**EXERCISE INPUTS**
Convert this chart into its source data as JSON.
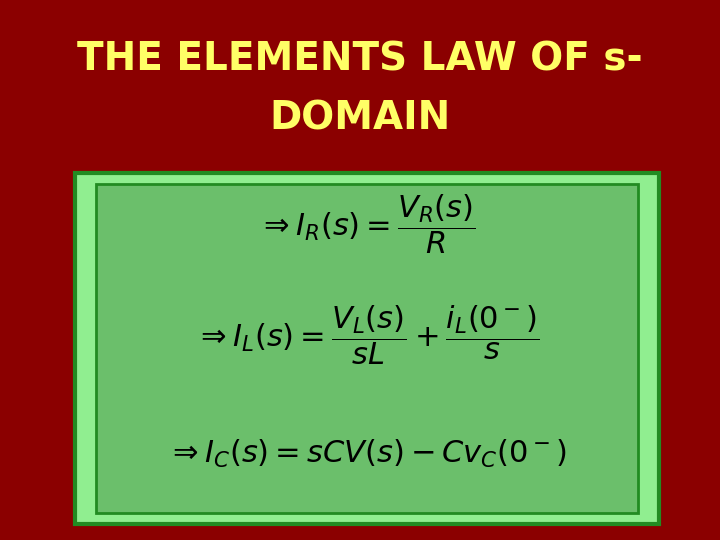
{
  "title_line1": "THE ELEMENTS LAW OF s-",
  "title_line2": "DOMAIN",
  "title_color": "#FFFF66",
  "bg_color": "#8B0000",
  "outer_box_color": "#90EE90",
  "inner_box_color": "#6BBF6B",
  "eq1": "$\\Rightarrow I_R(s) = \\dfrac{V_R(s)}{R}$",
  "eq2": "$\\Rightarrow I_L(s) = \\dfrac{V_L(s)}{sL} + \\dfrac{i_L(0^-)}{s}$",
  "eq3": "$\\Rightarrow I_C(s) = sCV(s) - Cv_C(0^-)$",
  "eq_color": "#000000",
  "title_fontsize": 28,
  "eq_fontsize": 22
}
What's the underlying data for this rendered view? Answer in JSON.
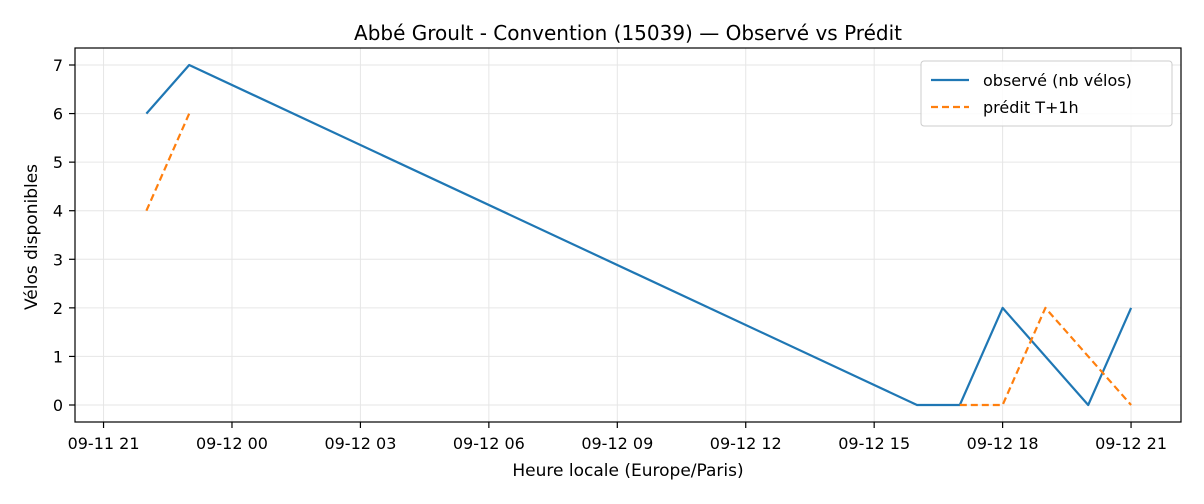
{
  "chart_data": {
    "type": "line",
    "title": "Abbé Groult - Convention (15039) — Observé vs Prédit",
    "xlabel": "Heure locale (Europe/Paris)",
    "ylabel": "Vélos disponibles",
    "xlim": [
      "2024-09-11T20:20",
      "2024-09-12T22:10"
    ],
    "ylim": [
      -0.35,
      7.35
    ],
    "x_ticks": [
      {
        "t": "2024-09-11T21:00",
        "label": "09-11 21"
      },
      {
        "t": "2024-09-12T00:00",
        "label": "09-12 00"
      },
      {
        "t": "2024-09-12T03:00",
        "label": "09-12 03"
      },
      {
        "t": "2024-09-12T06:00",
        "label": "09-12 06"
      },
      {
        "t": "2024-09-12T09:00",
        "label": "09-12 09"
      },
      {
        "t": "2024-09-12T12:00",
        "label": "09-12 12"
      },
      {
        "t": "2024-09-12T15:00",
        "label": "09-12 15"
      },
      {
        "t": "2024-09-12T18:00",
        "label": "09-12 18"
      },
      {
        "t": "2024-09-12T21:00",
        "label": "09-12 21"
      }
    ],
    "y_ticks": [
      0,
      1,
      2,
      3,
      4,
      5,
      6,
      7
    ],
    "grid": true,
    "legend_position": "top-right",
    "series": [
      {
        "name": "observé (nb vélos)",
        "color": "#1f77b4",
        "style": "solid",
        "points": [
          {
            "x": "2024-09-11T22:00",
            "y": 6
          },
          {
            "x": "2024-09-11T23:00",
            "y": 7
          },
          {
            "x": "2024-09-12T16:00",
            "y": 0
          },
          {
            "x": "2024-09-12T17:00",
            "y": 0
          },
          {
            "x": "2024-09-12T18:00",
            "y": 2
          },
          {
            "x": "2024-09-12T20:00",
            "y": 0
          },
          {
            "x": "2024-09-12T21:00",
            "y": 2
          }
        ]
      },
      {
        "name": "prédit T+1h",
        "color": "#ff7f0e",
        "style": "dashed",
        "segments": [
          [
            {
              "x": "2024-09-11T22:00",
              "y": 4
            },
            {
              "x": "2024-09-11T23:00",
              "y": 6
            }
          ],
          [
            {
              "x": "2024-09-12T17:00",
              "y": 0
            },
            {
              "x": "2024-09-12T18:00",
              "y": 0
            },
            {
              "x": "2024-09-12T19:00",
              "y": 2
            },
            {
              "x": "2024-09-12T21:00",
              "y": 0
            }
          ]
        ]
      }
    ]
  }
}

**WHAT YOU SHOULD DO**
For each line above that contains the word "dfrac", copy that line.

**CORRECT RESULT**
  "eq1": "$\\Rightarrow I_R(s) = \\dfrac{V_R(s)}{R}$",
  "eq2": "$\\Rightarrow I_L(s) = \\dfrac{V_L(s)}{sL} + \\dfrac{i_L(0^-)}{s}$",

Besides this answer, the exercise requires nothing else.